[start]
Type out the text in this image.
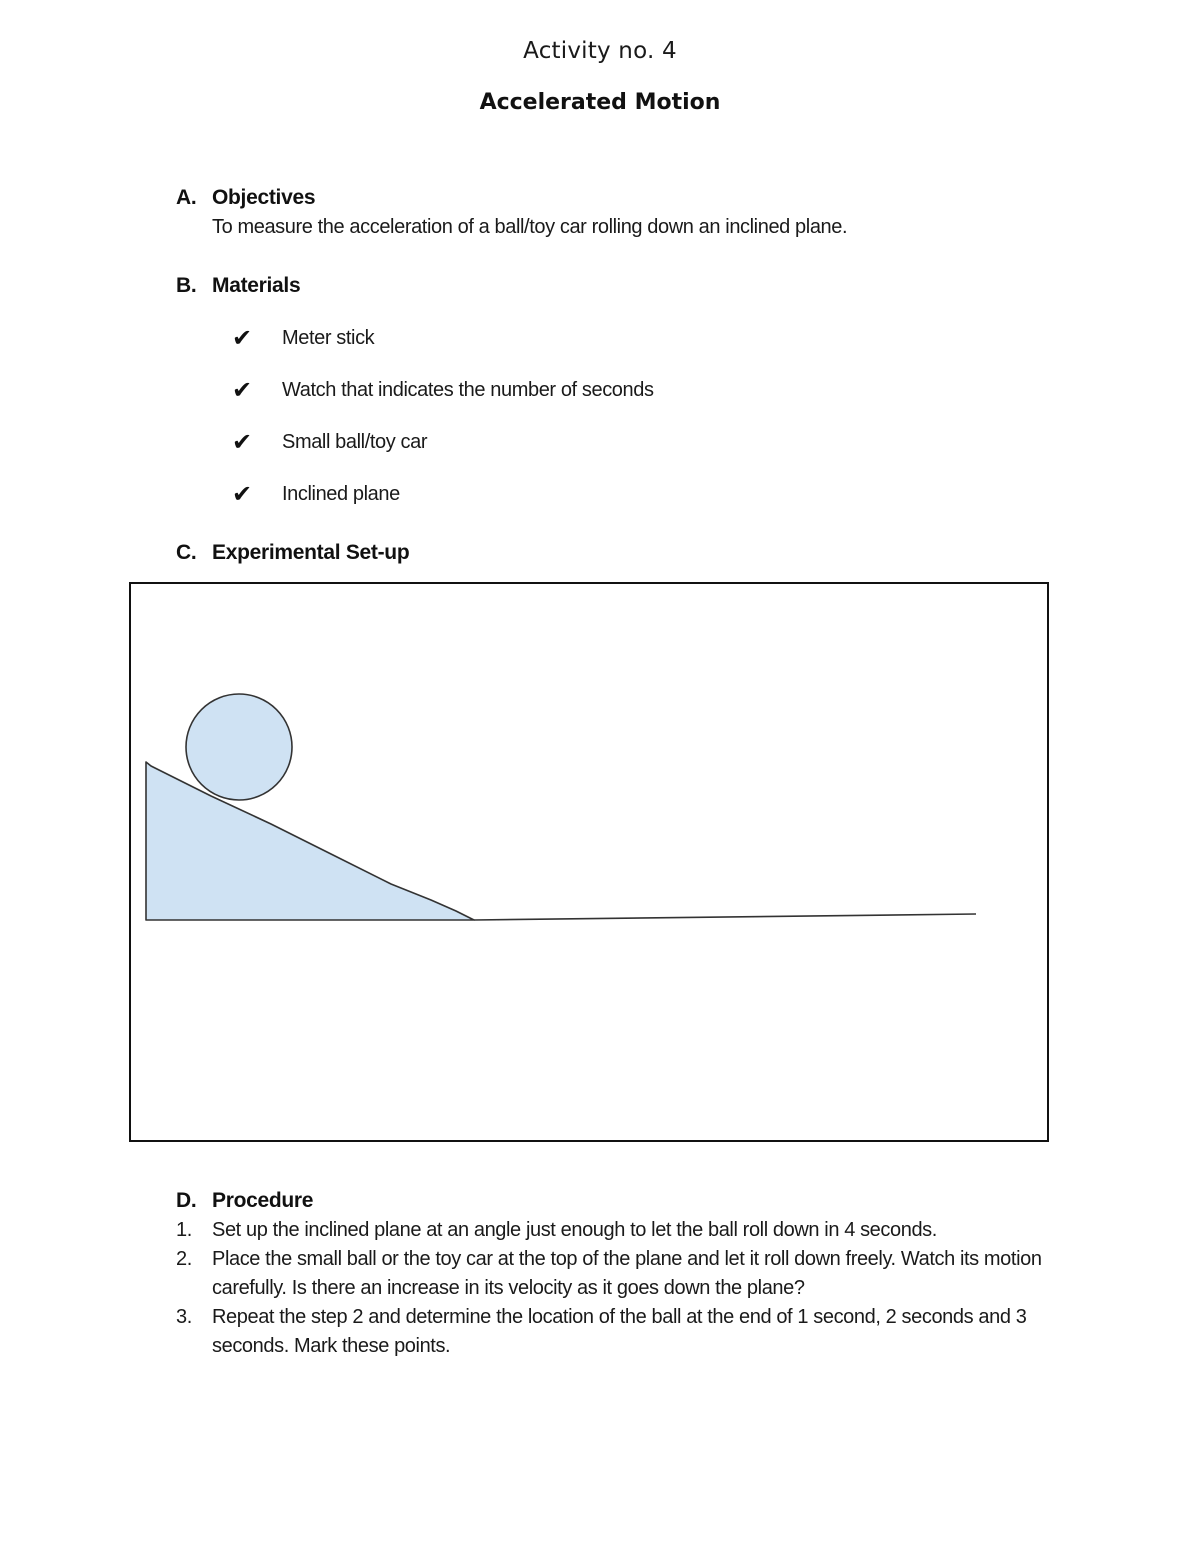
Activity no. 4
Accelerated Motion
A. Objectives
To measure the acceleration of a ball/toy car rolling down an inclined plane.
B. Materials
✔	Meter stick
✔	Watch that indicates the number of seconds
✔	Small ball/toy car
✔	Inclined plane
C. Experimental Set-up
D. Procedure
1. Set up the inclined plane at an angle just enough to let the ball roll down in 4 seconds.
2. Place the small ball or the toy car at the top of the plane and let it roll down freely. Watch its motion carefully. Is there an increase in its velocity as it goes down the plane?
3. Repeat the step 2 and determine the location of the ball at the end of 1 second, 2 seconds and 3 seconds. Mark these points.
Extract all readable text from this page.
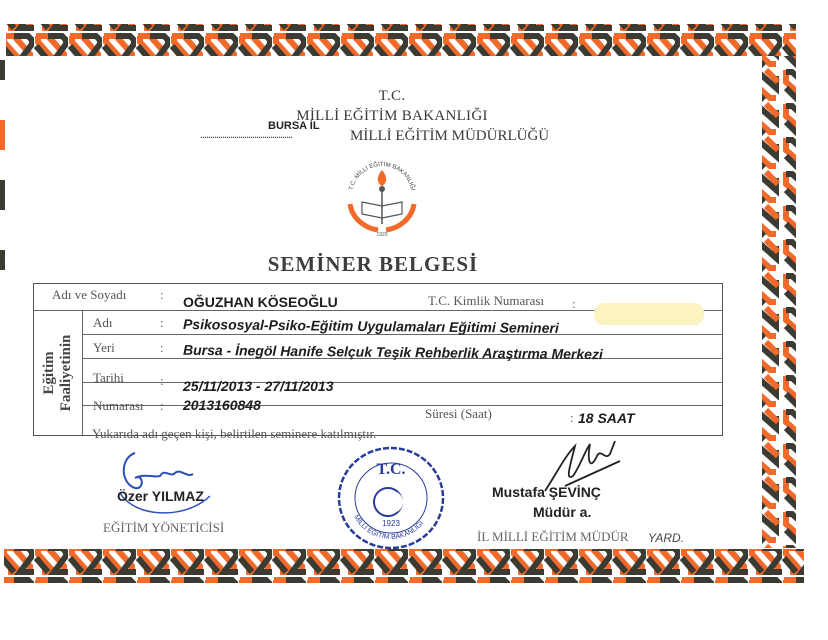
T.C.
MİLLİ EĞİTİM BAKANLIĞI
BURSA İL
..............................................	MİLLİ EĞİTİM MÜDÜRLÜĞÜ
T.C. MİLLİ EĞİTİM BAKANLIĞI
1920
SEMİNER BELGESİ
Adı ve Soyadı	: OĞUZHAN KÖSEOĞLU	T.C. Kimlik Numarası :
Eğitim Faaliyetinin
Adı	: Psikososyal-Psiko-Eğitim Uygulamaları Eğitimi Semineri
Yeri	: Bursa - İnegöl Hanife Selçuk Teşik Rehberlik Araştırma Merkezi
Tarihi	: 25/11/2013 - 27/11/2013
Numarası : 2013160848
Süresi (Saat)	: 18 SAAT
Yukarıda adı geçen kişi, belirtilen seminere katılmıştır.
Özer YILMAZ
EĞİTİM YÖNETİCİSİ
T.C.
1923
MİLLİ EĞİTİM BAKANLIĞI
Mustafa ŞEVİNÇ
Müdür a.
İL MİLLİ EĞİTİM MÜDÜR YARD.
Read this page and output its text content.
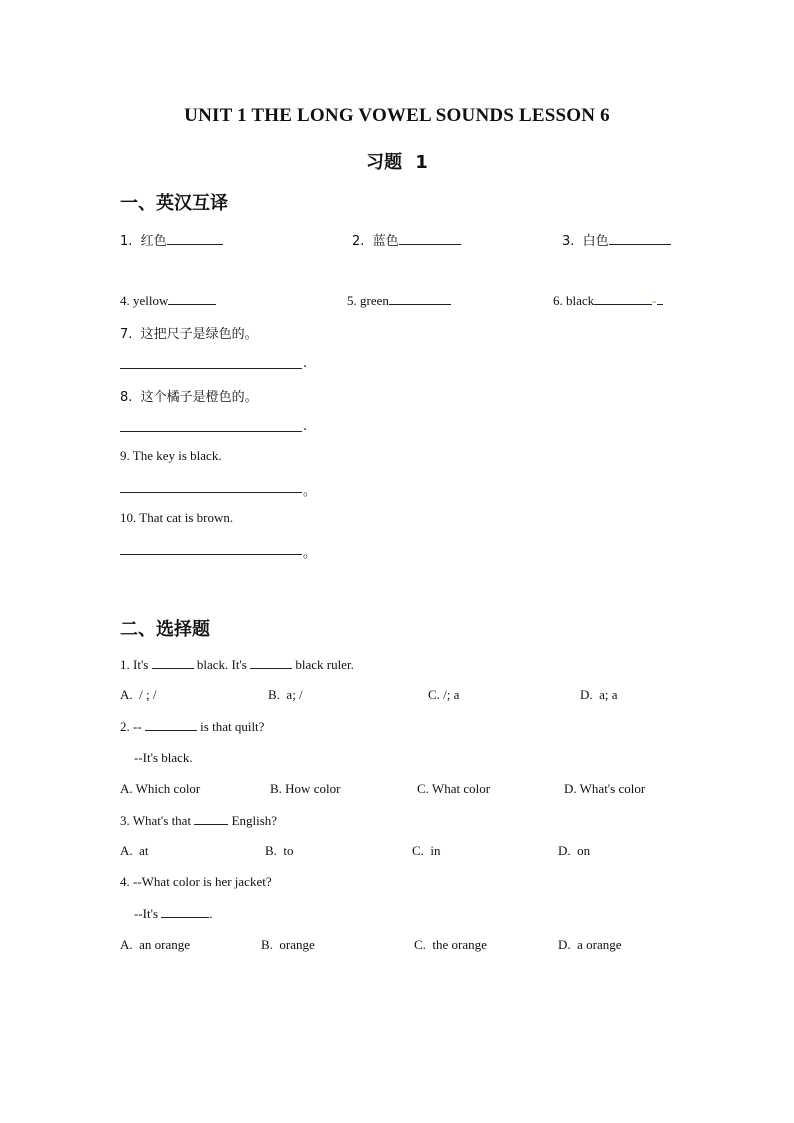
UNIT 1 THE LONG VOWEL SOUNDS LESSON 6
习题  1
一、英汉互译
1.  红色	2.  蓝色	3.  白色
4. yellow	5. green	6. black	-
7.  这把尺子是绿色的。
.
8.  这个橘子是橙色的。
.
9. The key is black.
。
10. That cat is brown.
。
二、选择题
1. It's	black. It's	black ruler.
A.  / ; /	B.  a; /	C. /; a	D.  a; a
2. --	is that quilt?
--It's black.
A. Which color	B. How color	C. What color	D. What's color
3. What's that	English?
A.  at	B.  to	C.  in	D.  on
4. --What color is her jacket?
--It's	.
A.  an orange	B.  orange	C.  the orange	D.  a orange
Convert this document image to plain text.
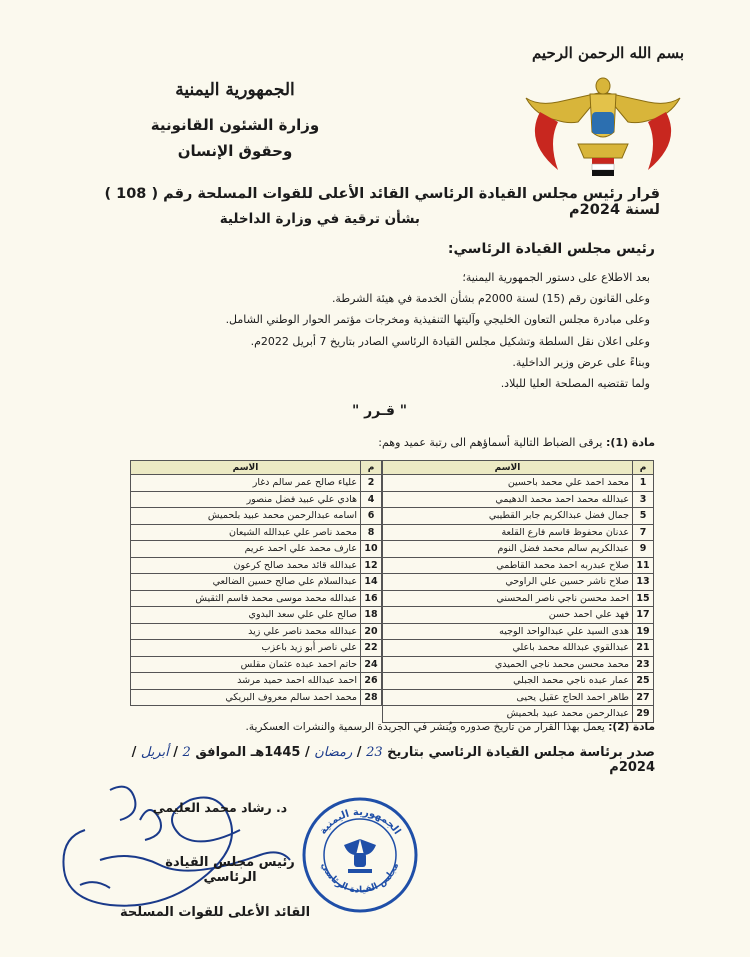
بسم الله الرحمن الرحيم
الجمهورية اليمنية
وزارة الشئون القانونية
وحقوق الإنسان
قرار رئيس مجلس القيادة الرئاسي القائد الأعلى للقوات المسلحة رقم ( 108 ) لسنة 2024م
بشأن ترقية في وزارة الداخلية
رئيس مجلس القيادة الرئاسي:
بعد الاطلاع على دستور الجمهورية اليمنية؛
وعلى القانون رقم (15) لسنة 2000م بشأن الخدمة في هيئة الشرطة.
وعلى مبادرة مجلس التعاون الخليجي وآليتها التنفيذية ومخرجات مؤتمر الحوار الوطني الشامل.
وعلى اعلان نقل السلطة وتشكيل مجلس القيادة الرئاسي الصادر بتاريخ 7 أبريل 2022م.
وبناءً على عرض وزير الداخلية.
ولما تقتضيه المصلحة العليا للبلاد.
" قـرر "
مادة (1): يرقى الضباط التالية أسماؤهم الى رتبة عميد وهم:
م	الاسم
1	محمد احمد علي محمد باحسين
3	عبدالله محمد احمد محمد الدهيمي
5	جمال فضل عبدالكريم جابر القطيبي
7	عدنان محفوظ قاسم فارع القلعة
9	عبدالكريم سالم محمد فضل النوم
11	صلاح عبدربه احمد محمد القاطمي
13	صلاح ناشر حسين علي الراوحي
15	احمد محسن ناجي ناصر المحسني
17	فهد علي احمد حسن
19	هدى السيد علي عبدالواحد الوجيه
21	عبدالقوي عبدالله محمد باعلي
23	محمد محسن محمد ناجي الحميدي
25	عمار عبده ناجي محمد الجبلي
27	طاهر احمد الحاج عقيل يحيى
29	عبدالرحمن محمد عبيد بلحميش
م	الاسم
2	علياء صالح عمر سالم دغار
4	هادي علي عبيد فضل منصور
6	اسامه عبدالرحمن محمد عبيد بلحميش
8	محمد ناصر علي عبدالله الشيعان
10	عارف محمد علي احمد عريم
12	عبدالله قائد محمد صالح كرعون
14	عبدالسلام علي صالح حسين الضالعي
16	عبدالله محمد موسى محمد قاسم الثقيش
18	صالح علي علي سعد البدوي
20	عبدالله محمد ناصر علي زيد
22	علي ناصر أبو زيد باعزب
24	حاتم احمد عبده عثمان مقلس
26	احمد عبدالله احمد حميد مرشد
28	محمد احمد سالم معروف البريكي
مادة (2): يعمل بهذا القرار من تاريخ صدوره ويُنشر في الجريدة الرسمية والنشرات العسكرية.
صدر برئاسة مجلس القيادة الرئاسي بتاريخ 23 / رمضان / 1445هـ الموافق 2 / أبريل / 2024م
الجمهورية اليمنية
مجلس القيادة الرئاسي
د. رشاد محمد العليمي
رئيس مجلس القيادة الرئاسي
القائد الأعلى للقوات المسلحة
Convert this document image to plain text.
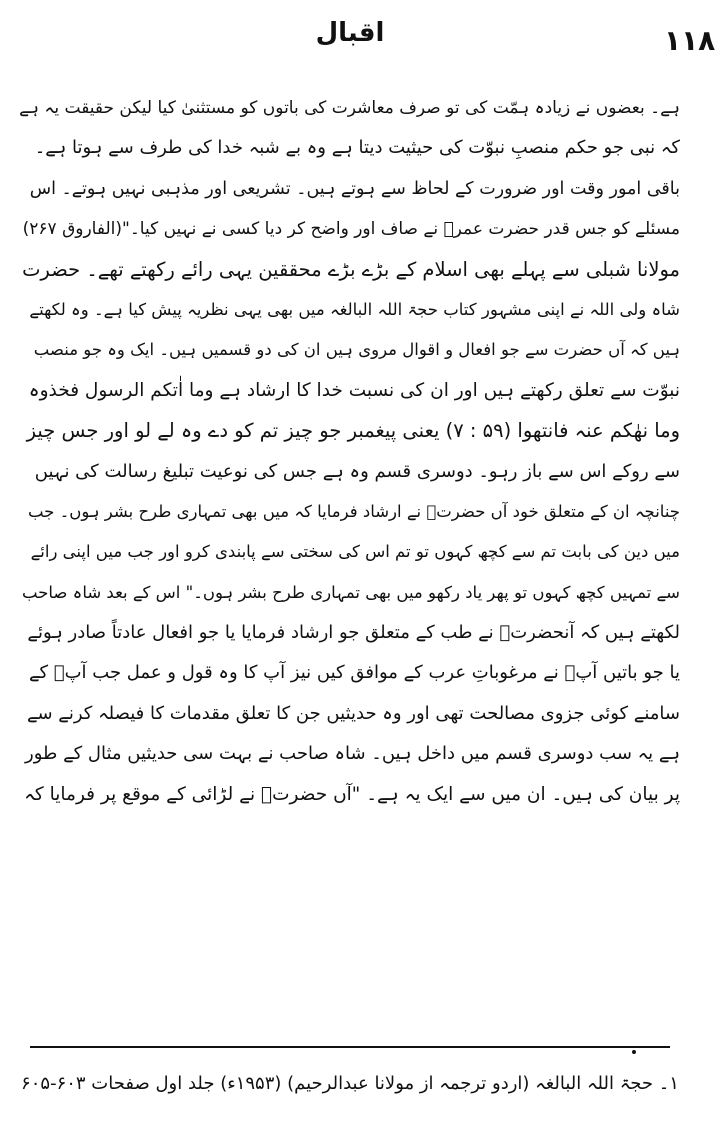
اقبال	۱۱۸
ہے۔ بعضوں نے زیادہ ہمّت کی تو صرف معاشرت کی باتوں کو مستثنیٰ کیا لیکن حقیقت یہ ہے
کہ نبی جو حکم منصبِ نبوّت کی حیثیت دیتا ہے وہ بے شبہ خدا کی طرف سے ہوتا ہے۔
باقی امور وقت اور ضرورت کے لحاظ سے ہوتے ہیں۔ تشریعی اور مذہبی نہیں ہوتے۔ اس
مسئلے کو جس قدر حضرت عمرؓ نے صاف اور واضح کر دیا کسی نے نہیں کیا۔"(الفاروق ۲۶۷)
مولانا شبلی سے پہلے بھی اسلام کے بڑے بڑے محققین یہی رائے رکھتے تھے۔ حضرت
شاہ ولی اللہ نے اپنی مشہور کتاب حجۃ اللہ البالغہ میں بھی یہی نظریہ پیش کیا ہے۔ وہ لکھتے
ہیں کہ آں حضرت سے جو افعال و اقوال مروی ہیں ان کی دو قسمیں ہیں۔ ایک وہ جو منصب
نبوّت سے تعلق رکھتے ہیں اور ان کی نسبت خدا کا ارشاد ہے وما اٰتکم الرسول فخذوہ
وما نھٰکم عنہ فانتھوا (۵۹ : ۷) یعنی پیغمبر جو چیز تم کو دے وہ لے لو اور جس چیز
سے روکے اس سے باز رہو۔ دوسری قسم وہ ہے جس کی نوعیت تبلیغ رسالت کی نہیں
چنانچہ ان کے متعلق خود آں حضرتؐ نے ارشاد فرمایا کہ میں بھی تمہاری طرح بشر ہوں۔ جب
میں دین کی بابت تم سے کچھ کہوں تو تم اس کی سختی سے پابندی کرو اور جب میں اپنی رائے
سے تمہیں کچھ کہوں تو پھر یاد رکھو میں بھی تمہاری طرح بشر ہوں۔" اس کے بعد شاہ صاحب
لکھتے ہیں کہ آنحضرتؐ نے طب کے متعلق جو ارشاد فرمایا یا جو افعال عادتاً صادر ہوئے
یا جو باتیں آپؐ نے مرغوباتِ عرب کے موافق کیں نیز آپ کا وہ قول و عمل جب آپؐ کے
سامنے کوئی جزوی مصالحت تھی اور وہ حدیثیں جن کا تعلق مقدمات کا فیصلہ کرنے سے
ہے یہ سب دوسری قسم میں داخل ہیں۔ شاہ صاحب نے بہت سی حدیثیں مثال کے طور
پر بیان کی ہیں۔ ان میں سے ایک یہ ہے۔ "آں حضرتؐ نے لڑائی کے موقع پر فرمایا کہ
۱۔ حجۃ اللہ البالغہ (اردو ترجمہ از مولانا عبدالرحیم) (۱۹۵۳ء) جلد اول صفحات ۶۰۳-۶۰۵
[end]
Count the lines in the entries that hold the word "بلحميش", and give nothing but the total.

• _Exercise result_
2